- EXERCISE DIRECTIONS: All the data should be repeated exactly. Any image in it is left out.

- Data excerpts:
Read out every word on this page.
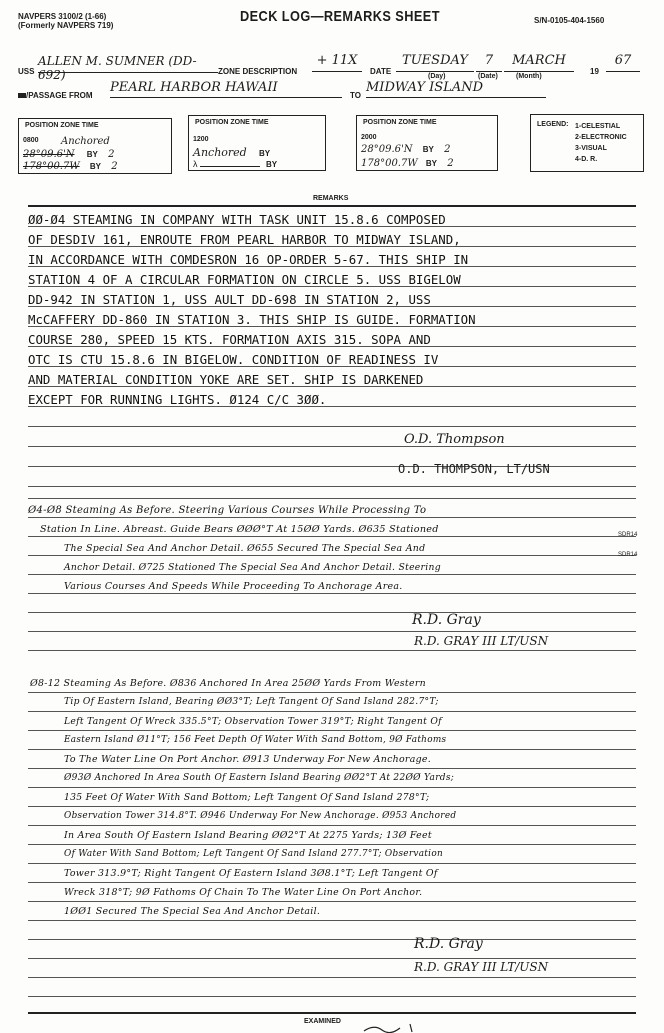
NAVPERS 3100/2 (1-66)
(Formerly NAVPERS 719)
DECK LOG—REMARKS SHEET	S/N-0105-404-1560
USS
ALLEN M. SUMNER (DD-692)	ZONE DESCRIPTION
+ 11X
DATE
TUESDAY	7	MARCH
19
67
(Day)	(Date)	(Month)
/PASSAGE FROM
PEARL HARBOR HAWAII
TO
MIDWAY ISLAND
POSITION ZONE TIME
0800 Anchored
28°09.6'N BY 2
178°00.7W BY 2
POSITION ZONE TIME
1200
Anchored BY
λ	BY
POSITION ZONE TIME
2000
28°09.6'N BY 2
178°00.7W BY 2
LEGEND: 1-CELESTIAL
2-ELECTRONIC
3-VISUAL
4-D. R.
REMARKS
ØØ-Ø4 STEAMING IN COMPANY WITH TASK UNIT 15.8.6 COMPOSED
OF DESDIV 161, ENROUTE FROM PEARL HARBOR TO MIDWAY ISLAND,
IN ACCORDANCE WITH COMDESRON 16 OP-ORDER 5-67. THIS SHIP IN
STATION 4 OF A CIRCULAR FORMATION ON CIRCLE 5. USS BIGELOW
DD-942 IN STATION 1, USS AULT DD-698 IN STATION 2, USS
McCAFFERY DD-860 IN STATION 3. THIS SHIP IS GUIDE. FORMATION
COURSE 280, SPEED 15 KTS. FORMATION AXIS 315. SOPA AND
OTC IS CTU 15.8.6 IN BIGELOW. CONDITION OF READINESS IV
AND MATERIAL CONDITION YOKE ARE SET. SHIP IS DARKENED
EXCEPT FOR RUNNING LIGHTS. Ø124 C/C 3ØØ.
O.D. Thompson
O.D. THOMPSON, LT/USN
Ø4-Ø8 Steaming As Before. Steering Various Courses While Processing To
Station In Line. Abreast. Guide Bears ØØØ°T At 15ØØ Yards. Ø635 Stationed
The Special Sea And Anchor Detail. Ø655 Secured The Special Sea And
Anchor Detail. Ø725 Stationed The Special Sea And Anchor Detail. Steering
Various Courses And Speeds While Proceeding To Anchorage Area.
SDR14
SDR14
R.D. Gray
R.D. GRAY III LT/USN
Ø8-12 Steaming As Before. Ø836 Anchored In Area 25ØØ Yards From Western
Tip Of Eastern Island, Bearing ØØ3°T; Left Tangent Of Sand Island 282.7°T;
Left Tangent Of Wreck 335.5°T; Observation Tower 319°T; Right Tangent Of
Eastern Island Ø11°T; 156 Feet Depth Of Water With Sand Bottom, 9Ø Fathoms
To The Water Line On Port Anchor. Ø913 Underway For New Anchorage.
Ø93Ø Anchored In Area South Of Eastern Island Bearing ØØ2°T At 22ØØ Yards;
135 Feet Of Water With Sand Bottom; Left Tangent Of Sand Island 278°T;
Observation Tower 314.8°T. Ø946 Underway For New Anchorage. Ø953 Anchored
In Area South Of Eastern Island Bearing ØØ2°T At 2275 Yards; 13Ø Feet
Of Water With Sand Bottom; Left Tangent Of Sand Island 277.7°T; Observation
Tower 313.9°T; Right Tangent Of Eastern Island 3Ø8.1°T; Left Tangent Of
Wreck 318°T; 9Ø Fathoms Of Chain To The Water Line On Port Anchor.
1ØØ1 Secured The Special Sea And Anchor Detail.
R.D. Gray
R.D. GRAY III LT/USN
EXAMINED
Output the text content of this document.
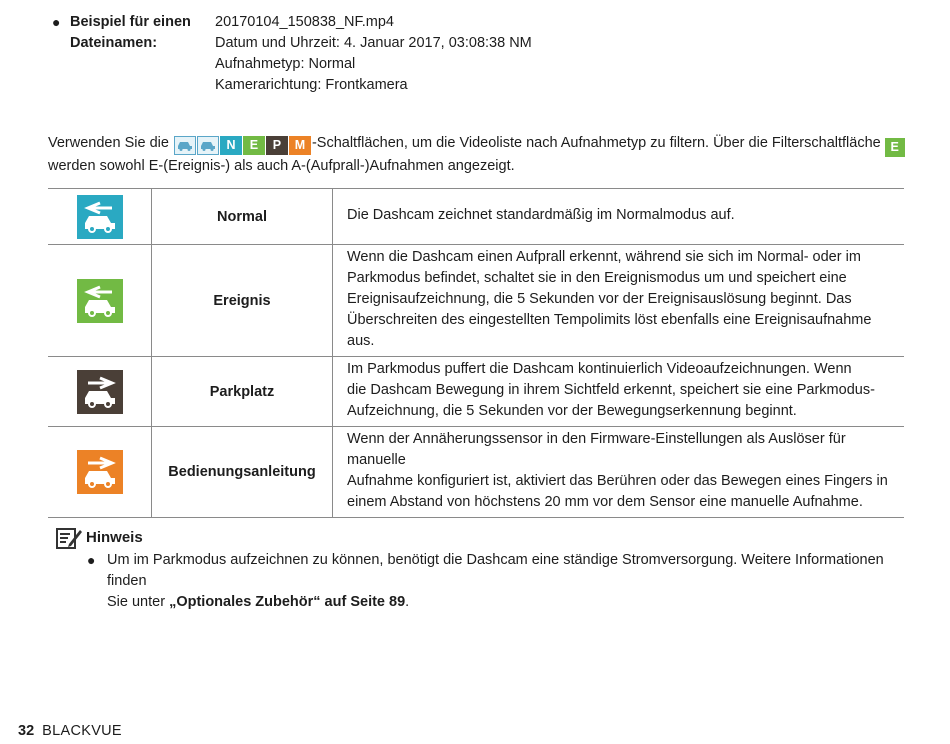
● Beispiel für einen
Dateinamen:
20170104_150838_NF.mp4
Datum und Uhrzeit: 4. Januar 2017, 03:08:38 NM
Aufnahmetyp: Normal
Kamerarichtung: Frontkamera
Verwenden Sie die	N	E	P	M -Schaltflächen, um die Videoliste nach Aufnahmetyp zu filtern. Über die Filterschaltfläche E
werden sowohl E-(Ereignis-) als auch A-(Aufprall-)Aufnahmen angezeigt.
	Normal	Die Dashcam zeichnet standardmäßig im Normalmodus auf.

	Ereignis	Wenn die Dashcam einen Aufprall erkennt, während sie sich im Normal- oder im
Parkmodus befindet, schaltet sie in den Ereignismodus um und speichert eine
Ereignisaufzeichnung, die 5 Sekunden vor der Ereignisauslösung beginnt. Das
Überschreiten des eingestellten Tempolimits löst ebenfalls eine Ereignisaufnahme aus.

	Parkplatz	Im Parkmodus puffert die Dashcam kontinuierlich Videoaufzeichnungen. Wenn
die Dashcam Bewegung in ihrem Sichtfeld erkennt, speichert sie eine Parkmodus-
Aufzeichnung, die 5 Sekunden vor der Bewegungserkennung beginnt.

	Bedienungsanleitung	Wenn der Annäherungssensor in den Firmware-Einstellungen als Auslöser für manuelle
Aufnahme konfiguriert ist, aktiviert das Berühren oder das Bewegen eines Fingers in
einem Abstand von höchstens 20 mm vor dem Sensor eine manuelle Aufnahme.
Hinweis
● Um im Parkmodus aufzeichnen zu können, benötigt die Dashcam eine ständige Stromversorgung. Weitere Informationen finden
Sie unter „Optionales Zubehör“ auf Seite 89.
32 BLACKVUE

- WRITTEN REPLY:
Read out every word on this page.
NAVPERS 3100/2 (1-66)
(Formerly NAVPERS 719)
DECK LOG—REMARKS SHEET	S/N-0105-404-1560
USS
ALLEN M. SUMNER (DD-692)	ZONE DESCRIPTION
+ 11X
DATE
TUESDAY	7	MARCH
19
67
(Day)	(Date)	(Month)
/PASSAGE FROM
PEARL HARBOR HAWAII
TO
MIDWAY ISLAND
POSITION ZONE TIME
0800 Anchored
28°09.6'N BY 2
178°00.7W BY 2
POSITION ZONE TIME
1200
Anchored BY
λ	BY
POSITION ZONE TIME
2000
28°09.6'N BY 2
178°00.7W BY 2
LEGEND: 1-CELESTIAL
2-ELECTRONIC
3-VISUAL
4-D. R.
REMARKS
ØØ-Ø4 STEAMING IN COMPANY WITH TASK UNIT 15.8.6 COMPOSED
OF DESDIV 161, ENROUTE FROM PEARL HARBOR TO MIDWAY ISLAND,
IN ACCORDANCE WITH COMDESRON 16 OP-ORDER 5-67. THIS SHIP IN
STATION 4 OF A CIRCULAR FORMATION ON CIRCLE 5. USS BIGELOW
DD-942 IN STATION 1, USS AULT DD-698 IN STATION 2, USS
McCAFFERY DD-860 IN STATION 3. THIS SHIP IS GUIDE. FORMATION
COURSE 280, SPEED 15 KTS. FORMATION AXIS 315. SOPA AND
OTC IS CTU 15.8.6 IN BIGELOW. CONDITION OF READINESS IV
AND MATERIAL CONDITION YOKE ARE SET. SHIP IS DARKENED
EXCEPT FOR RUNNING LIGHTS. Ø124 C/C 3ØØ.
O.D. Thompson
O.D. THOMPSON, LT/USN
Ø4-Ø8 Steaming As Before. Steering Various Courses While Processing To
Station In Line. Abreast. Guide Bears ØØØ°T At 15ØØ Yards. Ø635 Stationed
The Special Sea And Anchor Detail. Ø655 Secured The Special Sea And
Anchor Detail. Ø725 Stationed The Special Sea And Anchor Detail. Steering
Various Courses And Speeds While Proceeding To Anchorage Area.
SDR14
SDR14
R.D. Gray
R.D. GRAY III LT/USN
Ø8-12 Steaming As Before. Ø836 Anchored In Area 25ØØ Yards From Western
Tip Of Eastern Island, Bearing ØØ3°T; Left Tangent Of Sand Island 282.7°T;
Left Tangent Of Wreck 335.5°T; Observation Tower 319°T; Right Tangent Of
Eastern Island Ø11°T; 156 Feet Depth Of Water With Sand Bottom, 9Ø Fathoms
To The Water Line On Port Anchor. Ø913 Underway For New Anchorage.
Ø93Ø Anchored In Area South Of Eastern Island Bearing ØØ2°T At 22ØØ Yards;
135 Feet Of Water With Sand Bottom; Left Tangent Of Sand Island 278°T;
Observation Tower 314.8°T. Ø946 Underway For New Anchorage. Ø953 Anchored
In Area South Of Eastern Island Bearing ØØ2°T At 2275 Yards; 13Ø Feet
Of Water With Sand Bottom; Left Tangent Of Sand Island 277.7°T; Observation
Tower 313.9°T; Right Tangent Of Eastern Island 3Ø8.1°T; Left Tangent Of
Wreck 318°T; 9Ø Fathoms Of Chain To The Water Line On Port Anchor.
1ØØ1 Secured The Special Sea And Anchor Detail.
R.D. Gray
R.D. GRAY III LT/USN
EXAMINED
Output the text content of this document.
● Beispiel für einen
Dateinamen:
20170104_150838_NF.mp4
Datum und Uhrzeit: 4. Januar 2017, 03:08:38 NM
Aufnahmetyp: Normal
Kamerarichtung: Frontkamera
Verwenden Sie die	N	E	P	M -Schaltflächen, um die Videoliste nach Aufnahmetyp zu filtern. Über die Filterschaltfläche E
werden sowohl E-(Ereignis-) als auch A-(Aufprall-)Aufnahmen angezeigt.
	Normal	Die Dashcam zeichnet standardmäßig im Normalmodus auf.

	Ereignis	Wenn die Dashcam einen Aufprall erkennt, während sie sich im Normal- oder im
Parkmodus befindet, schaltet sie in den Ereignismodus um und speichert eine
Ereignisaufzeichnung, die 5 Sekunden vor der Ereignisauslösung beginnt. Das
Überschreiten des eingestellten Tempolimits löst ebenfalls eine Ereignisaufnahme aus.

	Parkplatz	Im Parkmodus puffert die Dashcam kontinuierlich Videoaufzeichnungen. Wenn
die Dashcam Bewegung in ihrem Sichtfeld erkennt, speichert sie eine Parkmodus-
Aufzeichnung, die 5 Sekunden vor der Bewegungserkennung beginnt.

	Bedienungsanleitung	Wenn der Annäherungssensor in den Firmware-Einstellungen als Auslöser für manuelle
Aufnahme konfiguriert ist, aktiviert das Berühren oder das Bewegen eines Fingers in
einem Abstand von höchstens 20 mm vor dem Sensor eine manuelle Aufnahme.
Hinweis
● Um im Parkmodus aufzeichnen zu können, benötigt die Dashcam eine ständige Stromversorgung. Weitere Informationen finden
Sie unter „Optionales Zubehör“ auf Seite 89.
32 BLACKVUE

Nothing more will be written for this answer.